→ GIVEN INSTRUCTION: Take the entries below and reproduce them word for word.

→ DATA ENTRIES:

##########

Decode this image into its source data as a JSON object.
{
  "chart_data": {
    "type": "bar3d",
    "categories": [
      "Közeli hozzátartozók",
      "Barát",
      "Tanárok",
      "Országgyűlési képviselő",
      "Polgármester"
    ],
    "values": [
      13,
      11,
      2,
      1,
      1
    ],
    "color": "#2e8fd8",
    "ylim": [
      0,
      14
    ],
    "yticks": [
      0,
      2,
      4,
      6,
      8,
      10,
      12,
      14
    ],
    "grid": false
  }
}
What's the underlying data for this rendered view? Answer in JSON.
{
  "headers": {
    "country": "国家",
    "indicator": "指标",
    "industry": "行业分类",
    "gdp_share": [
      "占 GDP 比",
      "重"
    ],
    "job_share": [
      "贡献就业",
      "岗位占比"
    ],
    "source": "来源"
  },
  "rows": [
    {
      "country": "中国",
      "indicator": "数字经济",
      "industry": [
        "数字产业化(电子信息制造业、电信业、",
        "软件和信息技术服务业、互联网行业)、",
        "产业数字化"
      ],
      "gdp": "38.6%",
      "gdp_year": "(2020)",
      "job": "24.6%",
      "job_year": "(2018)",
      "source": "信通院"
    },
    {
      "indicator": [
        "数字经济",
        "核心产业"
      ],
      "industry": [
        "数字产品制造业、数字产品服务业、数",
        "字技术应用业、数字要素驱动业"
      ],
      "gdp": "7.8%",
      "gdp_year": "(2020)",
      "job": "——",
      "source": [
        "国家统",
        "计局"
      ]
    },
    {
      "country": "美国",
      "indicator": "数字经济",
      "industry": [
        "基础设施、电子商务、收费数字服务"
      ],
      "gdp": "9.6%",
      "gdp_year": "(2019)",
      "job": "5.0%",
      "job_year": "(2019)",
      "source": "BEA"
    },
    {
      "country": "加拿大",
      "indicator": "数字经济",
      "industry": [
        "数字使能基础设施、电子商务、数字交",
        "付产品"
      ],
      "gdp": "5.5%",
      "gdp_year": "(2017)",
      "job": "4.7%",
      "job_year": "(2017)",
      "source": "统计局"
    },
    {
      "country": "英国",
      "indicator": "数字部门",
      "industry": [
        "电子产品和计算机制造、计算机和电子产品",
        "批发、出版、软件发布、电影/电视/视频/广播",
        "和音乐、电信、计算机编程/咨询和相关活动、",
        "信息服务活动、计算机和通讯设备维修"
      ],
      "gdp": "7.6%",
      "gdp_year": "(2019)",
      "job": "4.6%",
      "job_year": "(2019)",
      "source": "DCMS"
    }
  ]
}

##########

→ TASK SOLUTION:
Decode this image into its source data as a JSON object.
{
  "chart_data": {
    "type": "bar3d",
    "categories": [
      "Közeli hozzátartozók",
      "Barát",
      "Tanárok",
      "Országgyűlési képviselő",
      "Polgármester"
    ],
    "values": [
      13,
      11,
      2,
      1,
      1
    ],
    "color": "#2e8fd8",
    "ylim": [
      0,
      14
    ],
    "yticks": [
      0,
      2,
      4,
      6,
      8,
      10,
      12,
      14
    ],
    "grid": false
  }
}
What's the underlying data for this rendered view? Answer in JSON.
{
  "headers": {
    "country": "国家",
    "indicator": "指标",
    "industry": "行业分类",
    "gdp_share": [
      "占 GDP 比",
      "重"
    ],
    "job_share": [
      "贡献就业",
      "岗位占比"
    ],
    "source": "来源"
  },
  "rows": [
    {
      "country": "中国",
      "indicator": "数字经济",
      "industry": [
        "数字产业化(电子信息制造业、电信业、",
        "软件和信息技术服务业、互联网行业)、",
        "产业数字化"
      ],
      "gdp": "38.6%",
      "gdp_year": "(2020)",
      "job": "24.6%",
      "job_year": "(2018)",
      "source": "信通院"
    },
    {
      "indicator": [
        "数字经济",
        "核心产业"
      ],
      "industry": [
        "数字产品制造业、数字产品服务业、数",
        "字技术应用业、数字要素驱动业"
      ],
      "gdp": "7.8%",
      "gdp_year": "(2020)",
      "job": "——",
      "source": [
        "国家统",
        "计局"
      ]
    },
    {
      "country": "美国",
      "indicator": "数字经济",
      "industry": [
        "基础设施、电子商务、收费数字服务"
      ],
      "gdp": "9.6%",
      "gdp_year": "(2019)",
      "job": "5.0%",
      "job_year": "(2019)",
      "source": "BEA"
    },
    {
      "country": "加拿大",
      "indicator": "数字经济",
      "industry": [
        "数字使能基础设施、电子商务、数字交",
        "付产品"
      ],
      "gdp": "5.5%",
      "gdp_year": "(2017)",
      "job": "4.7%",
      "job_year": "(2017)",
      "source": "统计局"
    },
    {
      "country": "英国",
      "indicator": "数字部门",
      "industry": [
        "电子产品和计算机制造、计算机和电子产品",
        "批发、出版、软件发布、电影/电视/视频/广播",
        "和音乐、电信、计算机编程/咨询和相关活动、",
        "信息服务活动、计算机和通讯设备维修"
      ],
      "gdp": "7.6%",
      "gdp_year": "(2019)",
      "job": "4.6%",
      "job_year": "(2019)",
      "source": "DCMS"
    }
  ]
}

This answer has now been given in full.